### [The request]
Repeat every line of the material, character for character.

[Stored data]
————————
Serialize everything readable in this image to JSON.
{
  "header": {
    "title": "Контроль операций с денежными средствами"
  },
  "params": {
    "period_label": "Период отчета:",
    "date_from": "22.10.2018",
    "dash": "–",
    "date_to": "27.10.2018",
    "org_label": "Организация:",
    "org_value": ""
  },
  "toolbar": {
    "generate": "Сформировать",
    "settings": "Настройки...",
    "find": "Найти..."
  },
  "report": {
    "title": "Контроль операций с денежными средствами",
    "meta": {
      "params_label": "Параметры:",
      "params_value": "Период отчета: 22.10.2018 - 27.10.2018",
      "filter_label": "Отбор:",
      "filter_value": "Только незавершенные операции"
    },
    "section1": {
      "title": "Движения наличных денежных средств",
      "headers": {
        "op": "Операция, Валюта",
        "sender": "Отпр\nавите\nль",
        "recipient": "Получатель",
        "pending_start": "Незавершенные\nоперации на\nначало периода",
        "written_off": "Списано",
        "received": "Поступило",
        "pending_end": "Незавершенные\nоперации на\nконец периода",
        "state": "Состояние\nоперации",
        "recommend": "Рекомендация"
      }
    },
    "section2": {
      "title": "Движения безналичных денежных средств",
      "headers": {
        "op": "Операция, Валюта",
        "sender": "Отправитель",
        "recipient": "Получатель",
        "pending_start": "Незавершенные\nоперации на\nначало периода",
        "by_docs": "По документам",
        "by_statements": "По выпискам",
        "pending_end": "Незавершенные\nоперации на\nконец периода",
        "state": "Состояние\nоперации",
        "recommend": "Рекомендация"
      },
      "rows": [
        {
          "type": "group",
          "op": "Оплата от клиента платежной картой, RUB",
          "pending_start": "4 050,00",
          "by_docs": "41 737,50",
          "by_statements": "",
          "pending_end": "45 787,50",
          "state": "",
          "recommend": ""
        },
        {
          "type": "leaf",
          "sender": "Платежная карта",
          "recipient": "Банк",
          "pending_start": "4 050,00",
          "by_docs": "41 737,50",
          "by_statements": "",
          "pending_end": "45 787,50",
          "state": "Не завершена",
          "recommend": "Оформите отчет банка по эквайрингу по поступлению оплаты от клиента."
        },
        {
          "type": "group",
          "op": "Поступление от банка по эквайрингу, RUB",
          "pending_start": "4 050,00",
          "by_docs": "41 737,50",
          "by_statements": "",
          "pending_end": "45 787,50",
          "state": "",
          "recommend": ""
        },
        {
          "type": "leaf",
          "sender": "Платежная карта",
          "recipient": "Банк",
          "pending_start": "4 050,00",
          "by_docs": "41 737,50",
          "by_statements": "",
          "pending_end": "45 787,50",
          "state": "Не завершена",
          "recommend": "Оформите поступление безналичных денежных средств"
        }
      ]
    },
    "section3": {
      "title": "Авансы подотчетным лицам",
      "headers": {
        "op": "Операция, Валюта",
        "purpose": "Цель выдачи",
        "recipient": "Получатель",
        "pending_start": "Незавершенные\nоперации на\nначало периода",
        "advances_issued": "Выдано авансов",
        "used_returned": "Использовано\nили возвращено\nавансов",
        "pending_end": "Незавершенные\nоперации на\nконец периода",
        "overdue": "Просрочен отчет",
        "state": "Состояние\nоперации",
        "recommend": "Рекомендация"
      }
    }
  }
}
————————
### [The output]
Serialize everything readable in this image to JSON.
{
  "header": {
    "title": "Контроль операций с денежными средствами"
  },
  "params": {
    "period_label": "Период отчета:",
    "date_from": "22.10.2018",
    "dash": "–",
    "date_to": "27.10.2018",
    "org_label": "Организация:",
    "org_value": ""
  },
  "toolbar": {
    "generate": "Сформировать",
    "settings": "Настройки...",
    "find": "Найти..."
  },
  "report": {
    "title": "Контроль операций с денежными средствами",
    "meta": {
      "params_label": "Параметры:",
      "params_value": "Период отчета: 22.10.2018 - 27.10.2018",
      "filter_label": "Отбор:",
      "filter_value": "Только незавершенные операции"
    },
    "section1": {
      "title": "Движения наличных денежных средств",
      "headers": {
        "op": "Операция, Валюта",
        "sender": "Отпр\nавите\nль",
        "recipient": "Получатель",
        "pending_start": "Незавершенные\nоперации на\nначало периода",
        "written_off": "Списано",
        "received": "Поступило",
        "pending_end": "Незавершенные\nоперации на\nконец периода",
        "state": "Состояние\nоперации",
        "recommend": "Рекомендация"
      }
    },
    "section2": {
      "title": "Движения безналичных денежных средств",
      "headers": {
        "op": "Операция, Валюта",
        "sender": "Отправитель",
        "recipient": "Получатель",
        "pending_start": "Незавершенные\nоперации на\nначало периода",
        "by_docs": "По документам",
        "by_statements": "По выпискам",
        "pending_end": "Незавершенные\nоперации на\nконец периода",
        "state": "Состояние\nоперации",
        "recommend": "Рекомендация"
      },
      "rows": [
        {
          "type": "group",
          "op": "Оплата от клиента платежной картой, RUB",
          "pending_start": "4 050,00",
          "by_docs": "41 737,50",
          "by_statements": "",
          "pending_end": "45 787,50",
          "state": "",
          "recommend": ""
        },
        {
          "type": "leaf",
          "sender": "Платежная карта",
          "recipient": "Банк",
          "pending_start": "4 050,00",
          "by_docs": "41 737,50",
          "by_statements": "",
          "pending_end": "45 787,50",
          "state": "Не завершена",
          "recommend": "Оформите отчет банка по эквайрингу по поступлению оплаты от клиента."
        },
        {
          "type": "group",
          "op": "Поступление от банка по эквайрингу, RUB",
          "pending_start": "4 050,00",
          "by_docs": "41 737,50",
          "by_statements": "",
          "pending_end": "45 787,50",
          "state": "",
          "recommend": ""
        },
        {
          "type": "leaf",
          "sender": "Платежная карта",
          "recipient": "Банк",
          "pending_start": "4 050,00",
          "by_docs": "41 737,50",
          "by_statements": "",
          "pending_end": "45 787,50",
          "state": "Не завершена",
          "recommend": "Оформите поступление безналичных денежных средств"
        }
      ]
    },
    "section3": {
      "title": "Авансы подотчетным лицам",
      "headers": {
        "op": "Операция, Валюта",
        "purpose": "Цель выдачи",
        "recipient": "Получатель",
        "pending_start": "Незавершенные\nоперации на\nначало периода",
        "advances_issued": "Выдано авансов",
        "used_returned": "Использовано\nили возвращено\nавансов",
        "pending_end": "Незавершенные\nоперации на\nконец периода",
        "overdue": "Просрочен отчет",
        "state": "Состояние\nоперации",
        "recommend": "Рекомендация"
      }
    }
  }
}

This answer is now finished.